■ Dataset:
»»

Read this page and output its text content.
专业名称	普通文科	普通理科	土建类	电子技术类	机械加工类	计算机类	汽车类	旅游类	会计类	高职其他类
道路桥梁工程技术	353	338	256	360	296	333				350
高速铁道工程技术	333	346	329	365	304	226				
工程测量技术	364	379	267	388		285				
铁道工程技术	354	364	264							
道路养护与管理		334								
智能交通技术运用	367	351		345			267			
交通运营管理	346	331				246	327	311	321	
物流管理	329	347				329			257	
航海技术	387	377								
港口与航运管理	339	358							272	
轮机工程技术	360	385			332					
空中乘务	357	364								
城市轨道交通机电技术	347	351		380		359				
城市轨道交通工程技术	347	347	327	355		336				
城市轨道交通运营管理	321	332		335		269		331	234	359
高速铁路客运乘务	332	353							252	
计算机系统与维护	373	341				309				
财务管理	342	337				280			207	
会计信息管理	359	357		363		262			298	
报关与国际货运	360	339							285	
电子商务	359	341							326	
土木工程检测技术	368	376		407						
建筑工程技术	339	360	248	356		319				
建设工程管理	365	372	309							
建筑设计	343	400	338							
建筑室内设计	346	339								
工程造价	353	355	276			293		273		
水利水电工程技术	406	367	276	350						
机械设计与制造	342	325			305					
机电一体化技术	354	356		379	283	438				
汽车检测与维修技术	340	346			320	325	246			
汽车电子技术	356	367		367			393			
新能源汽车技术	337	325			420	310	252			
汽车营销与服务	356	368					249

««

■ Instructions for the task: Reproduce the data in full, exactly as presented.

■ The response:
Read this page and output its text content.
专业名称	普通文科	普通理科	土建类	电子技术类	机械加工类	计算机类	汽车类	旅游类	会计类	高职其他类
道路桥梁工程技术	353	338	256	360	296	333				350
高速铁道工程技术	333	346	329	365	304	226				
工程测量技术	364	379	267	388		285				
铁道工程技术	354	364	264							
道路养护与管理		334								
智能交通技术运用	367	351		345			267			
交通运营管理	346	331				246	327	311	321	
物流管理	329	347				329			257	
航海技术	387	377								
港口与航运管理	339	358							272	
轮机工程技术	360	385			332					
空中乘务	357	364								
城市轨道交通机电技术	347	351		380		359				
城市轨道交通工程技术	347	347	327	355		336				
城市轨道交通运营管理	321	332		335		269		331	234	359
高速铁路客运乘务	332	353							252	
计算机系统与维护	373	341				309				
财务管理	342	337				280			207	
会计信息管理	359	357		363		262			298	
报关与国际货运	360	339							285	
电子商务	359	341							326	
土木工程检测技术	368	376		407						
建筑工程技术	339	360	248	356		319				
建设工程管理	365	372	309							
建筑设计	343	400	338							
建筑室内设计	346	339								
工程造价	353	355	276			293		273		
水利水电工程技术	406	367	276	350						
机械设计与制造	342	325			305					
机电一体化技术	354	356		379	283	438				
汽车检测与维修技术	340	346			320	325	246			
汽车电子技术	356	367		367			393			
新能源汽车技术	337	325			420	310	252			
汽车营销与服务	356	368					249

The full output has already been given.